━━━━━ DATA LISTING ━━━━━

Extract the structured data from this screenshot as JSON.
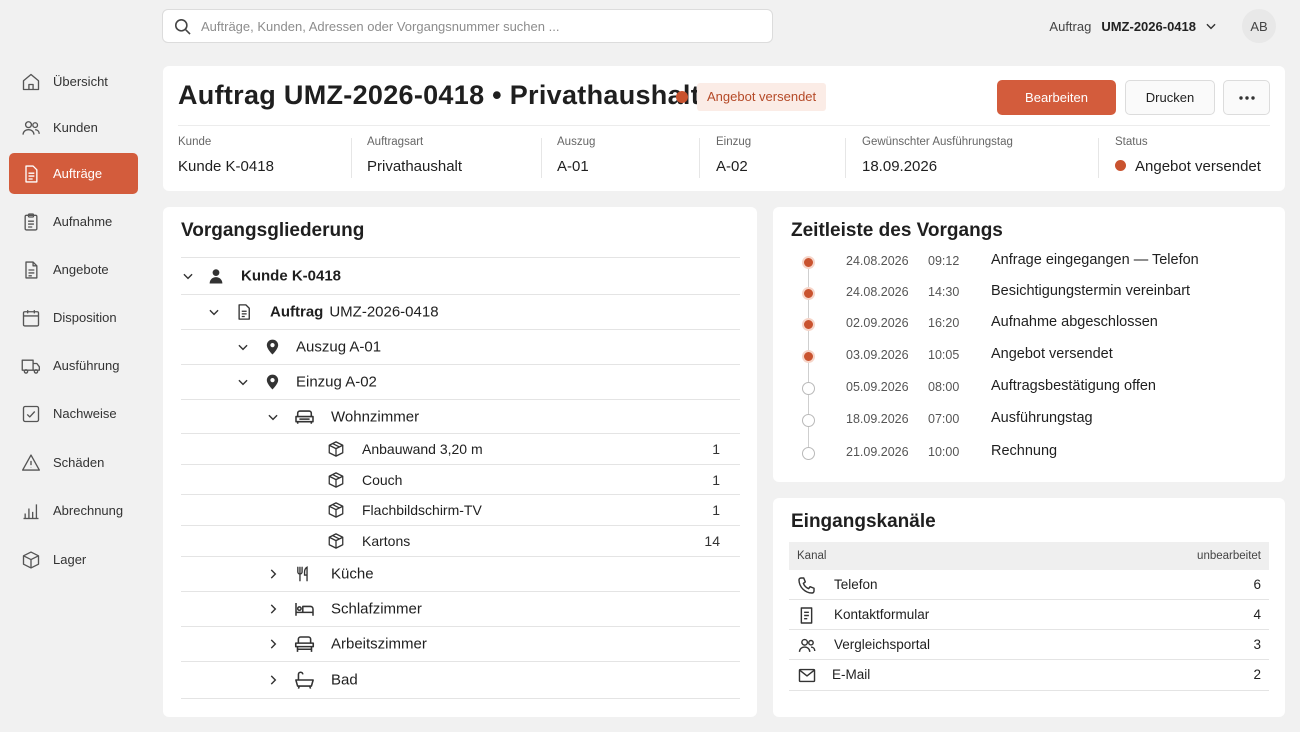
{
  "search": {
    "placeholder": "Aufträge, Kunden, Adressen oder Vorgangsnummer suchen ..."
  },
  "topbar": {
    "context_label": "Auftrag",
    "context_value": "UMZ-2026-0418",
    "avatar_initials": "AB"
  },
  "sidebar": {
    "items": [
      {
        "label": "Übersicht",
        "icon": "home-icon"
      },
      {
        "label": "Kunden",
        "icon": "users-icon"
      },
      {
        "label": "Aufträge",
        "icon": "document-icon",
        "active": true
      },
      {
        "label": "Aufnahme",
        "icon": "clipboard-icon"
      },
      {
        "label": "Angebote",
        "icon": "file-text-icon"
      },
      {
        "label": "Disposition",
        "icon": "calendar-icon"
      },
      {
        "label": "Ausführung",
        "icon": "truck-icon"
      },
      {
        "label": "Nachweise",
        "icon": "check-square-icon"
      },
      {
        "label": "Schäden",
        "icon": "warning-icon"
      },
      {
        "label": "Abrechnung",
        "icon": "bar-chart-icon"
      },
      {
        "label": "Lager",
        "icon": "box-icon"
      }
    ]
  },
  "header": {
    "title": "Auftrag UMZ-2026-0418  •  Privathaushalt",
    "status_badge": "Angebot versendet",
    "buttons": {
      "edit": "Bearbeiten",
      "print": "Drucken",
      "more": "more-icon"
    },
    "meta": [
      {
        "label": "Kunde",
        "value": "Kunde K-0418"
      },
      {
        "label": "Auftragsart",
        "value": "Privathaushalt"
      },
      {
        "label": "Auszug",
        "value": "A-01"
      },
      {
        "label": "Einzug",
        "value": "A-02"
      },
      {
        "label": "Gewünschter Ausführungstag",
        "value": "18.09.2026"
      },
      {
        "label": "Status",
        "value": "Angebot versendet"
      }
    ],
    "colors": {
      "accent": "#d35c3c",
      "status_dot": "#c9532f"
    }
  },
  "tree": {
    "title": "Vorgangsgliederung",
    "rows": [
      {
        "label": "Kunde K-0418",
        "icon": "person-icon",
        "expanded": true
      },
      {
        "prefix": "Auftrag",
        "label": "UMZ-2026-0418",
        "icon": "document-icon",
        "expanded": true
      },
      {
        "label": "Auszug A-01",
        "icon": "map-pin-icon",
        "expanded": true
      },
      {
        "label": "Einzug A-02",
        "icon": "map-pin-icon",
        "expanded": true
      },
      {
        "label": "Wohnzimmer",
        "icon": "sofa-icon",
        "expanded": true
      },
      {
        "label": "Anbauwand 3,20 m",
        "icon": "package-icon",
        "qty": "1"
      },
      {
        "label": "Couch",
        "icon": "package-icon",
        "qty": "1"
      },
      {
        "label": "Flachbildschirm-TV",
        "icon": "package-icon",
        "qty": "1"
      },
      {
        "label": "Kartons",
        "icon": "package-icon",
        "qty": "14"
      },
      {
        "label": "Küche",
        "icon": "cutlery-icon",
        "expanded": false
      },
      {
        "label": "Schlafzimmer",
        "icon": "bed-icon",
        "expanded": false
      },
      {
        "label": "Arbeitszimmer",
        "icon": "desk-chair-icon",
        "expanded": false
      },
      {
        "label": "Bad",
        "icon": "bathtub-icon",
        "expanded": false
      }
    ]
  },
  "timeline": {
    "title": "Zeitleiste des Vorgangs",
    "events": [
      {
        "date": "24.08.2026",
        "time": "09:12",
        "text": "Anfrage eingegangen — Telefon",
        "done": true
      },
      {
        "date": "24.08.2026",
        "time": "14:30",
        "text": "Besichtigungstermin vereinbart",
        "done": true
      },
      {
        "date": "02.09.2026",
        "time": "16:20",
        "text": "Aufnahme abgeschlossen",
        "done": true
      },
      {
        "date": "03.09.2026",
        "time": "10:05",
        "text": "Angebot versendet",
        "done": true
      },
      {
        "date": "05.09.2026",
        "time": "08:00",
        "text": "Auftragsbestätigung offen",
        "done": false
      },
      {
        "date": "18.09.2026",
        "time": "07:00",
        "text": "Ausführungstag",
        "done": false
      },
      {
        "date": "21.09.2026",
        "time": "10:00",
        "text": "Rechnung",
        "done": false
      }
    ]
  },
  "channels": {
    "title": "Eingangskanäle",
    "columns": [
      "Kanal",
      "unbearbeitet"
    ],
    "rows": [
      {
        "name": "Telefon",
        "count": "6",
        "icon": "phone-icon"
      },
      {
        "name": "Kontaktformular",
        "count": "4",
        "icon": "form-icon"
      },
      {
        "name": "Vergleichsportal",
        "count": "3",
        "icon": "users-icon"
      },
      {
        "name": "E-Mail",
        "count": "2",
        "icon": "mail-icon"
      }
    ]
  }
}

━━━━━

▸ PROBLEM STATEMENT:
Copy the material exactly. Do not include the pictures.

▸ REPLY TO THE TASK:
Extract the structured data from this screenshot as JSON.
{
  "search": {
    "placeholder": "Aufträge, Kunden, Adressen oder Vorgangsnummer suchen ..."
  },
  "topbar": {
    "context_label": "Auftrag",
    "context_value": "UMZ-2026-0418",
    "avatar_initials": "AB"
  },
  "sidebar": {
    "items": [
      {
        "label": "Übersicht",
        "icon": "home-icon"
      },
      {
        "label": "Kunden",
        "icon": "users-icon"
      },
      {
        "label": "Aufträge",
        "icon": "document-icon",
        "active": true
      },
      {
        "label": "Aufnahme",
        "icon": "clipboard-icon"
      },
      {
        "label": "Angebote",
        "icon": "file-text-icon"
      },
      {
        "label": "Disposition",
        "icon": "calendar-icon"
      },
      {
        "label": "Ausführung",
        "icon": "truck-icon"
      },
      {
        "label": "Nachweise",
        "icon": "check-square-icon"
      },
      {
        "label": "Schäden",
        "icon": "warning-icon"
      },
      {
        "label": "Abrechnung",
        "icon": "bar-chart-icon"
      },
      {
        "label": "Lager",
        "icon": "box-icon"
      }
    ]
  },
  "header": {
    "title": "Auftrag UMZ-2026-0418  •  Privathaushalt",
    "status_badge": "Angebot versendet",
    "buttons": {
      "edit": "Bearbeiten",
      "print": "Drucken",
      "more": "more-icon"
    },
    "meta": [
      {
        "label": "Kunde",
        "value": "Kunde K-0418"
      },
      {
        "label": "Auftragsart",
        "value": "Privathaushalt"
      },
      {
        "label": "Auszug",
        "value": "A-01"
      },
      {
        "label": "Einzug",
        "value": "A-02"
      },
      {
        "label": "Gewünschter Ausführungstag",
        "value": "18.09.2026"
      },
      {
        "label": "Status",
        "value": "Angebot versendet"
      }
    ],
    "colors": {
      "accent": "#d35c3c",
      "status_dot": "#c9532f"
    }
  },
  "tree": {
    "title": "Vorgangsgliederung",
    "rows": [
      {
        "label": "Kunde K-0418",
        "icon": "person-icon",
        "expanded": true
      },
      {
        "prefix": "Auftrag",
        "label": "UMZ-2026-0418",
        "icon": "document-icon",
        "expanded": true
      },
      {
        "label": "Auszug A-01",
        "icon": "map-pin-icon",
        "expanded": true
      },
      {
        "label": "Einzug A-02",
        "icon": "map-pin-icon",
        "expanded": true
      },
      {
        "label": "Wohnzimmer",
        "icon": "sofa-icon",
        "expanded": true
      },
      {
        "label": "Anbauwand 3,20 m",
        "icon": "package-icon",
        "qty": "1"
      },
      {
        "label": "Couch",
        "icon": "package-icon",
        "qty": "1"
      },
      {
        "label": "Flachbildschirm-TV",
        "icon": "package-icon",
        "qty": "1"
      },
      {
        "label": "Kartons",
        "icon": "package-icon",
        "qty": "14"
      },
      {
        "label": "Küche",
        "icon": "cutlery-icon",
        "expanded": false
      },
      {
        "label": "Schlafzimmer",
        "icon": "bed-icon",
        "expanded": false
      },
      {
        "label": "Arbeitszimmer",
        "icon": "desk-chair-icon",
        "expanded": false
      },
      {
        "label": "Bad",
        "icon": "bathtub-icon",
        "expanded": false
      }
    ]
  },
  "timeline": {
    "title": "Zeitleiste des Vorgangs",
    "events": [
      {
        "date": "24.08.2026",
        "time": "09:12",
        "text": "Anfrage eingegangen — Telefon",
        "done": true
      },
      {
        "date": "24.08.2026",
        "time": "14:30",
        "text": "Besichtigungstermin vereinbart",
        "done": true
      },
      {
        "date": "02.09.2026",
        "time": "16:20",
        "text": "Aufnahme abgeschlossen",
        "done": true
      },
      {
        "date": "03.09.2026",
        "time": "10:05",
        "text": "Angebot versendet",
        "done": true
      },
      {
        "date": "05.09.2026",
        "time": "08:00",
        "text": "Auftragsbestätigung offen",
        "done": false
      },
      {
        "date": "18.09.2026",
        "time": "07:00",
        "text": "Ausführungstag",
        "done": false
      },
      {
        "date": "21.09.2026",
        "time": "10:00",
        "text": "Rechnung",
        "done": false
      }
    ]
  },
  "channels": {
    "title": "Eingangskanäle",
    "columns": [
      "Kanal",
      "unbearbeitet"
    ],
    "rows": [
      {
        "name": "Telefon",
        "count": "6",
        "icon": "phone-icon"
      },
      {
        "name": "Kontaktformular",
        "count": "4",
        "icon": "form-icon"
      },
      {
        "name": "Vergleichsportal",
        "count": "3",
        "icon": "users-icon"
      },
      {
        "name": "E-Mail",
        "count": "2",
        "icon": "mail-icon"
      }
    ]
  }
}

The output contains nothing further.